JOB →
Copy out each line of the data holding "John".

INPUT RECORDS →
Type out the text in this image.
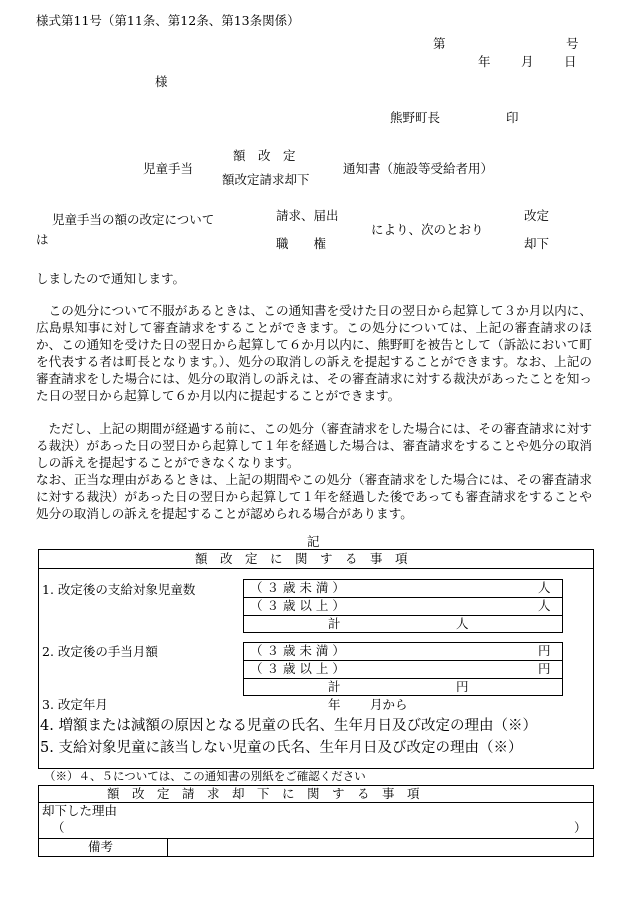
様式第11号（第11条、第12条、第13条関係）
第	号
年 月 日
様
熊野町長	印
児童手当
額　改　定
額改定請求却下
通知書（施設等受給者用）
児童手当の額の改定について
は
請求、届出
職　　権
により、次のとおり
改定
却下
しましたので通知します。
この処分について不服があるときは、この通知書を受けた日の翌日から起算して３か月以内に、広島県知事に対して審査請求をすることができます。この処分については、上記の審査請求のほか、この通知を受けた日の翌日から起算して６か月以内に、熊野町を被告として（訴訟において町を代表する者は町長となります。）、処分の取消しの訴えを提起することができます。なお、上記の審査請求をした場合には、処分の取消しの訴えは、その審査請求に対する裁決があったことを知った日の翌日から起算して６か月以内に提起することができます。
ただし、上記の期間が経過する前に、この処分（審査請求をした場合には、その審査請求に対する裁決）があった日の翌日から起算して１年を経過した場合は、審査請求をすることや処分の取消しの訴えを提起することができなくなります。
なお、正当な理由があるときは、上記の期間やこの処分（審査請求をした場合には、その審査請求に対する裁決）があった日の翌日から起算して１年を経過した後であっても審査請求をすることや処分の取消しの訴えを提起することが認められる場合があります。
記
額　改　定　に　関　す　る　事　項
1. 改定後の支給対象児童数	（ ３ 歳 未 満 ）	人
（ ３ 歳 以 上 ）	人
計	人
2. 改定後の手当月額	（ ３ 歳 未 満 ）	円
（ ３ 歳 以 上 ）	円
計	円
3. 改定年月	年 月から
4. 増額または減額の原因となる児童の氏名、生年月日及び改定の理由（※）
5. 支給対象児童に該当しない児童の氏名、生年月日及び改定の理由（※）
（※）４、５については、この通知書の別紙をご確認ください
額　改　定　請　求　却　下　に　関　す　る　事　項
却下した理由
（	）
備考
---
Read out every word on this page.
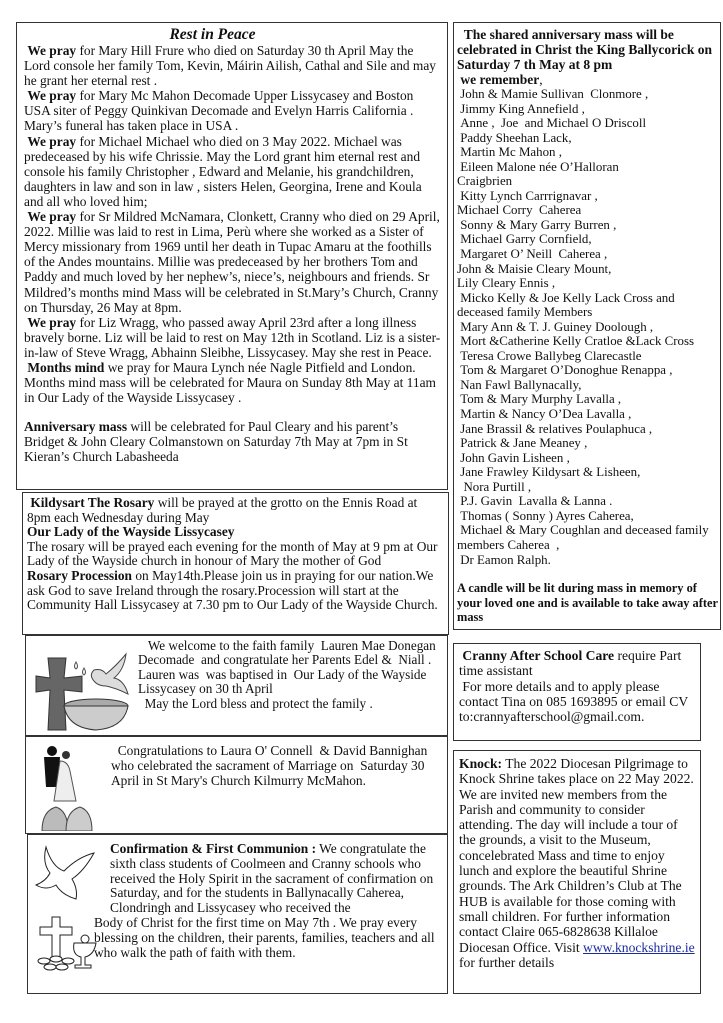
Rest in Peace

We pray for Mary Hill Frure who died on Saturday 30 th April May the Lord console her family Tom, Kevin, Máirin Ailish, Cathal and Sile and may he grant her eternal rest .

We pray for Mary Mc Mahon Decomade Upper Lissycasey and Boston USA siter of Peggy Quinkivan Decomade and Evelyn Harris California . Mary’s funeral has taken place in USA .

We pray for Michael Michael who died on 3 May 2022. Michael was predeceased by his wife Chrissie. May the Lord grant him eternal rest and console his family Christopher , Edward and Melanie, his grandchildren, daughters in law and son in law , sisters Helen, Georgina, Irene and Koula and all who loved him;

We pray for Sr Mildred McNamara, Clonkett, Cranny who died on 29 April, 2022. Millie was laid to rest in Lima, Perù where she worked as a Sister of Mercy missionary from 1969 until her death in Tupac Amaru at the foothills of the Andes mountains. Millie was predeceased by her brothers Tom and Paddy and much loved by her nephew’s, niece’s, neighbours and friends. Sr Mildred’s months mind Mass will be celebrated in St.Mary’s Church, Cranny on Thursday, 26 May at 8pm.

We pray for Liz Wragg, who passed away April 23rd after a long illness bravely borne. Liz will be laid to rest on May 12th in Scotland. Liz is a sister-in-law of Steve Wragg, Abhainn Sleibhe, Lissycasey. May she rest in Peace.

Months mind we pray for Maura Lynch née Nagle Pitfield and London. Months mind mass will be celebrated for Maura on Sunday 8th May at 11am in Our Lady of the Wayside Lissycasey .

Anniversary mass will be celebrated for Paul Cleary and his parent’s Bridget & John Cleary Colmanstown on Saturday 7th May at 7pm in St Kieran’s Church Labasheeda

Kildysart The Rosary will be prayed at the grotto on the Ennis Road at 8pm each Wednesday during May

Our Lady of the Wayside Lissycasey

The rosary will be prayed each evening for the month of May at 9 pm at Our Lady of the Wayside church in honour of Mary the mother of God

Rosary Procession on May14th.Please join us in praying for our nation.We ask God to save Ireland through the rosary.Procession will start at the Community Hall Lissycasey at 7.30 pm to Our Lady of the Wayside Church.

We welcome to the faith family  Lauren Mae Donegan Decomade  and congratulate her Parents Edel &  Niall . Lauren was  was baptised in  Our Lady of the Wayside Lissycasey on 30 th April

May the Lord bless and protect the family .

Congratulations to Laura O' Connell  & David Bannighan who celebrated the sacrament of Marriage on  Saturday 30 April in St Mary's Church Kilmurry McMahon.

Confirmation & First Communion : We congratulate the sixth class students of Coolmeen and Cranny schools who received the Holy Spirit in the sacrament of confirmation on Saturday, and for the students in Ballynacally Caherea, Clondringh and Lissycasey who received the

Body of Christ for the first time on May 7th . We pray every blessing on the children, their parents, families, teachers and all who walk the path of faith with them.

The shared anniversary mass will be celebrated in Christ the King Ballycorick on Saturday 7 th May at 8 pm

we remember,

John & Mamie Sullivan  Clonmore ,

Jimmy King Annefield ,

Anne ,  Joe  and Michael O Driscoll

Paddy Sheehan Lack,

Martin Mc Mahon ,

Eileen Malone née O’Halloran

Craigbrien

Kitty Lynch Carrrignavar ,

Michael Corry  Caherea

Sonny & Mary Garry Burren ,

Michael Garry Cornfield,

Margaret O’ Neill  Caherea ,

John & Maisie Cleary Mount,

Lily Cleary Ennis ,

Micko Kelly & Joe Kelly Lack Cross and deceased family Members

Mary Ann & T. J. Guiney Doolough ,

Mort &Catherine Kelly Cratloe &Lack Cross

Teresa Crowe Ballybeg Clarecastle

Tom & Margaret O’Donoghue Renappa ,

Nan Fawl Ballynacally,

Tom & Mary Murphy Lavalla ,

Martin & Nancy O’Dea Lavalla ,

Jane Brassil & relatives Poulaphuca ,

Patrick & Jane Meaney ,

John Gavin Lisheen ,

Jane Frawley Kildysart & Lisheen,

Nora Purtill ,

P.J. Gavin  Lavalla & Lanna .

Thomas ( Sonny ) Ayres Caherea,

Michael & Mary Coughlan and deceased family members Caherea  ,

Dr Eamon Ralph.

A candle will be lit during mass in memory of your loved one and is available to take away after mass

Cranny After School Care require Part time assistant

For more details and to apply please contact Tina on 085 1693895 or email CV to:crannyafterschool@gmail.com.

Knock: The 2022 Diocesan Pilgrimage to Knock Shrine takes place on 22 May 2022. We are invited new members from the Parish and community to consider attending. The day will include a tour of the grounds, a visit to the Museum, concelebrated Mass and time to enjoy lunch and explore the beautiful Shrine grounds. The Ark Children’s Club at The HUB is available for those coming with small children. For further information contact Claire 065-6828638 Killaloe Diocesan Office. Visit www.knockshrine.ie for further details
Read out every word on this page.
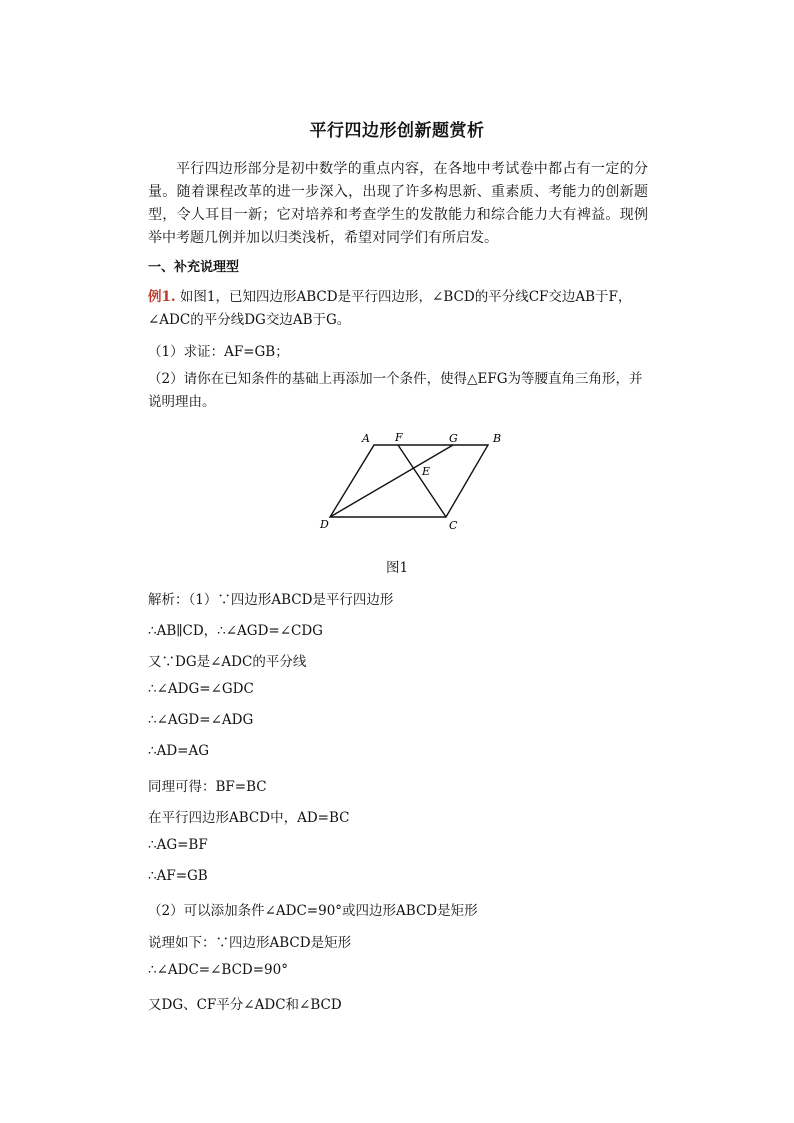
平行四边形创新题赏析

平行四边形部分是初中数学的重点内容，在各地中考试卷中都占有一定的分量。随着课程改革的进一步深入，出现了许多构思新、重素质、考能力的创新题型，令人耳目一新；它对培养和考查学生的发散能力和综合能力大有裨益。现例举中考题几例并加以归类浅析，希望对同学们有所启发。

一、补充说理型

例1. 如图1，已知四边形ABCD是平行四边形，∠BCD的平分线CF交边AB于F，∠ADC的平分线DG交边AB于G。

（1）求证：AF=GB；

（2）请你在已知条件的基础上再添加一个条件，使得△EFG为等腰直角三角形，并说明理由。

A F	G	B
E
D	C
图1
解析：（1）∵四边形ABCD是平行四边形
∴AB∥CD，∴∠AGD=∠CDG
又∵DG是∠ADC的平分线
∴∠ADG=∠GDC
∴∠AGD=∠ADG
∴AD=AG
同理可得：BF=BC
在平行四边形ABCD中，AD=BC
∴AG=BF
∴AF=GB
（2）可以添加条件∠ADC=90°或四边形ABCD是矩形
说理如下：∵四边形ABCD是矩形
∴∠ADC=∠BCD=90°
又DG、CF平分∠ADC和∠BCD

ANSWER FOR THIS EXERCISE →
Anniversary mass will be celebrated for Paul Cleary and his parent’s Bridget & John Cleary Colmanstown on Saturday 7th May at 7pm in St Kieran’s Church Labasheeda
John & Mamie Sullivan  Clonmore ,
John & Maisie Cleary Mount,
John Gavin Lisheen ,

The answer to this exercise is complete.